EXERCISE INSTRUCTIONS: Would you copy out the whole listing exactly as given?

** START SUPPLIED DATA **

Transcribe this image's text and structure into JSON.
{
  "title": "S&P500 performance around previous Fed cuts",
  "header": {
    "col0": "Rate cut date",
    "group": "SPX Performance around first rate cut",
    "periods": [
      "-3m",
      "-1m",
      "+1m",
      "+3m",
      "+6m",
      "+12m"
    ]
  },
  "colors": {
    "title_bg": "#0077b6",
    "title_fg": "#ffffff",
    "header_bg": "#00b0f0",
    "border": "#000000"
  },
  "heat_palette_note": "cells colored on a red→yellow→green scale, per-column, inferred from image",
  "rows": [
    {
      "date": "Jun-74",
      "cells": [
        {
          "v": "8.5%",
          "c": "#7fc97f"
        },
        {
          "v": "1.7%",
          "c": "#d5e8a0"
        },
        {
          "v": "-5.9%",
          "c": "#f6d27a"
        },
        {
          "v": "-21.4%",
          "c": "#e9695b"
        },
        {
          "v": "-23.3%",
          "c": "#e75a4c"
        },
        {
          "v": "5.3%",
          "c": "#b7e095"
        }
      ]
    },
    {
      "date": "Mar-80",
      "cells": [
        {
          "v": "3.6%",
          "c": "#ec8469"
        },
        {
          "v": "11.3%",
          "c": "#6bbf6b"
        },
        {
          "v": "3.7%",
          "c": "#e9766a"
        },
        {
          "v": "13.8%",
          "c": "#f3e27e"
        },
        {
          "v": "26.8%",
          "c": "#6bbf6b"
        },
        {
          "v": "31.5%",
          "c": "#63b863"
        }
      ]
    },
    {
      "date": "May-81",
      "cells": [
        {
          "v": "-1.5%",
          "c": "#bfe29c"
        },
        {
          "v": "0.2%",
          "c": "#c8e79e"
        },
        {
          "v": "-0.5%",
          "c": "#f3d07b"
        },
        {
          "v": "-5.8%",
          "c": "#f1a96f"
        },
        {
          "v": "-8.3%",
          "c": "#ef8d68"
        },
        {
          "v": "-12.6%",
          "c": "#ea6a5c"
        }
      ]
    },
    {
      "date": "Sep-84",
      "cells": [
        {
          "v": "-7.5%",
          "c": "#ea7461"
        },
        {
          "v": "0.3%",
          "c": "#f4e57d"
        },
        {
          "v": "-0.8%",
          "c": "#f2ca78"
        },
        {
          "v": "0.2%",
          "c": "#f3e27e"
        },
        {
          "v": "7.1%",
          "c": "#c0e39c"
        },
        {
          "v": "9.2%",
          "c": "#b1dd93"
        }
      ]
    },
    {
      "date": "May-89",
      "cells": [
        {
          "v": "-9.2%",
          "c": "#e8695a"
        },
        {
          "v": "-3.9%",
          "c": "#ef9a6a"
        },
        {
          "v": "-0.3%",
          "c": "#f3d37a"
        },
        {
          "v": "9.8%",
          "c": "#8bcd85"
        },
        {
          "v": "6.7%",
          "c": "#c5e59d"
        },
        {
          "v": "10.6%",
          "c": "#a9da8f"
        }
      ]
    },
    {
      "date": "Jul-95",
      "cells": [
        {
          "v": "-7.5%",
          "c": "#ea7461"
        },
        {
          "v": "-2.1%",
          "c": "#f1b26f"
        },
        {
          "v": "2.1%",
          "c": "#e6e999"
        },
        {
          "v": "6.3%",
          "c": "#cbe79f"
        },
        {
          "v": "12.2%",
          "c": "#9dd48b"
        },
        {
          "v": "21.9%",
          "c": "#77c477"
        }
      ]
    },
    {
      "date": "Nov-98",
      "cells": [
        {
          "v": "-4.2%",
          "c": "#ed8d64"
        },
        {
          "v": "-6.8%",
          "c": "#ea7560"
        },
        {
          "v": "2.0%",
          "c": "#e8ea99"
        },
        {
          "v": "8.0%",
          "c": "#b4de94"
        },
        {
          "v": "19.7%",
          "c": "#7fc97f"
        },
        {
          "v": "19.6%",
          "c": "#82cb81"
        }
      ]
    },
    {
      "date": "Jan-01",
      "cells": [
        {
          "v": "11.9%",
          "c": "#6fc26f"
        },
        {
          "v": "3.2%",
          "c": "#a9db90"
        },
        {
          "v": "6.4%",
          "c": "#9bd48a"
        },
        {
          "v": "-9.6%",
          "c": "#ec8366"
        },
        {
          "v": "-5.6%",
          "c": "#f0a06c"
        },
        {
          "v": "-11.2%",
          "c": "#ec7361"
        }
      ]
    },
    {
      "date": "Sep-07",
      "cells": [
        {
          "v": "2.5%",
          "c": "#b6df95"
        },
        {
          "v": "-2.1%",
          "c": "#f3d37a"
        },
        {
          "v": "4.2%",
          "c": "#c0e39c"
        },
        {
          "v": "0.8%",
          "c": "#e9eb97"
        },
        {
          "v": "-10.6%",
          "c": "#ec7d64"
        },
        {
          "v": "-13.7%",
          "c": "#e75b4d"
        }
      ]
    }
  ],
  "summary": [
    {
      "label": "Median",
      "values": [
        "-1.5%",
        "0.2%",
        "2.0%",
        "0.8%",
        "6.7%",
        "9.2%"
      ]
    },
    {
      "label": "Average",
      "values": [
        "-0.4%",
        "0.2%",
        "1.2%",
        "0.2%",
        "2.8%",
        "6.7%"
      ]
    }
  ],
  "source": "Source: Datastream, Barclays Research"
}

** END SUPPLIED DATA **

THE REPLY:
Transcribe this image's text and structure into JSON.
{
  "title": "S&P500 performance around previous Fed cuts",
  "header": {
    "col0": "Rate cut date",
    "group": "SPX Performance around first rate cut",
    "periods": [
      "-3m",
      "-1m",
      "+1m",
      "+3m",
      "+6m",
      "+12m"
    ]
  },
  "colors": {
    "title_bg": "#0077b6",
    "title_fg": "#ffffff",
    "header_bg": "#00b0f0",
    "border": "#000000"
  },
  "heat_palette_note": "cells colored on a red→yellow→green scale, per-column, inferred from image",
  "rows": [
    {
      "date": "Jun-74",
      "cells": [
        {
          "v": "8.5%",
          "c": "#7fc97f"
        },
        {
          "v": "1.7%",
          "c": "#d5e8a0"
        },
        {
          "v": "-5.9%",
          "c": "#f6d27a"
        },
        {
          "v": "-21.4%",
          "c": "#e9695b"
        },
        {
          "v": "-23.3%",
          "c": "#e75a4c"
        },
        {
          "v": "5.3%",
          "c": "#b7e095"
        }
      ]
    },
    {
      "date": "Mar-80",
      "cells": [
        {
          "v": "3.6%",
          "c": "#ec8469"
        },
        {
          "v": "11.3%",
          "c": "#6bbf6b"
        },
        {
          "v": "3.7%",
          "c": "#e9766a"
        },
        {
          "v": "13.8%",
          "c": "#f3e27e"
        },
        {
          "v": "26.8%",
          "c": "#6bbf6b"
        },
        {
          "v": "31.5%",
          "c": "#63b863"
        }
      ]
    },
    {
      "date": "May-81",
      "cells": [
        {
          "v": "-1.5%",
          "c": "#bfe29c"
        },
        {
          "v": "0.2%",
          "c": "#c8e79e"
        },
        {
          "v": "-0.5%",
          "c": "#f3d07b"
        },
        {
          "v": "-5.8%",
          "c": "#f1a96f"
        },
        {
          "v": "-8.3%",
          "c": "#ef8d68"
        },
        {
          "v": "-12.6%",
          "c": "#ea6a5c"
        }
      ]
    },
    {
      "date": "Sep-84",
      "cells": [
        {
          "v": "-7.5%",
          "c": "#ea7461"
        },
        {
          "v": "0.3%",
          "c": "#f4e57d"
        },
        {
          "v": "-0.8%",
          "c": "#f2ca78"
        },
        {
          "v": "0.2%",
          "c": "#f3e27e"
        },
        {
          "v": "7.1%",
          "c": "#c0e39c"
        },
        {
          "v": "9.2%",
          "c": "#b1dd93"
        }
      ]
    },
    {
      "date": "May-89",
      "cells": [
        {
          "v": "-9.2%",
          "c": "#e8695a"
        },
        {
          "v": "-3.9%",
          "c": "#ef9a6a"
        },
        {
          "v": "-0.3%",
          "c": "#f3d37a"
        },
        {
          "v": "9.8%",
          "c": "#8bcd85"
        },
        {
          "v": "6.7%",
          "c": "#c5e59d"
        },
        {
          "v": "10.6%",
          "c": "#a9da8f"
        }
      ]
    },
    {
      "date": "Jul-95",
      "cells": [
        {
          "v": "-7.5%",
          "c": "#ea7461"
        },
        {
          "v": "-2.1%",
          "c": "#f1b26f"
        },
        {
          "v": "2.1%",
          "c": "#e6e999"
        },
        {
          "v": "6.3%",
          "c": "#cbe79f"
        },
        {
          "v": "12.2%",
          "c": "#9dd48b"
        },
        {
          "v": "21.9%",
          "c": "#77c477"
        }
      ]
    },
    {
      "date": "Nov-98",
      "cells": [
        {
          "v": "-4.2%",
          "c": "#ed8d64"
        },
        {
          "v": "-6.8%",
          "c": "#ea7560"
        },
        {
          "v": "2.0%",
          "c": "#e8ea99"
        },
        {
          "v": "8.0%",
          "c": "#b4de94"
        },
        {
          "v": "19.7%",
          "c": "#7fc97f"
        },
        {
          "v": "19.6%",
          "c": "#82cb81"
        }
      ]
    },
    {
      "date": "Jan-01",
      "cells": [
        {
          "v": "11.9%",
          "c": "#6fc26f"
        },
        {
          "v": "3.2%",
          "c": "#a9db90"
        },
        {
          "v": "6.4%",
          "c": "#9bd48a"
        },
        {
          "v": "-9.6%",
          "c": "#ec8366"
        },
        {
          "v": "-5.6%",
          "c": "#f0a06c"
        },
        {
          "v": "-11.2%",
          "c": "#ec7361"
        }
      ]
    },
    {
      "date": "Sep-07",
      "cells": [
        {
          "v": "2.5%",
          "c": "#b6df95"
        },
        {
          "v": "-2.1%",
          "c": "#f3d37a"
        },
        {
          "v": "4.2%",
          "c": "#c0e39c"
        },
        {
          "v": "0.8%",
          "c": "#e9eb97"
        },
        {
          "v": "-10.6%",
          "c": "#ec7d64"
        },
        {
          "v": "-13.7%",
          "c": "#e75b4d"
        }
      ]
    }
  ],
  "summary": [
    {
      "label": "Median",
      "values": [
        "-1.5%",
        "0.2%",
        "2.0%",
        "0.8%",
        "6.7%",
        "9.2%"
      ]
    },
    {
      "label": "Average",
      "values": [
        "-0.4%",
        "0.2%",
        "1.2%",
        "0.2%",
        "2.8%",
        "6.7%"
      ]
    }
  ],
  "source": "Source: Datastream, Barclays Research"
}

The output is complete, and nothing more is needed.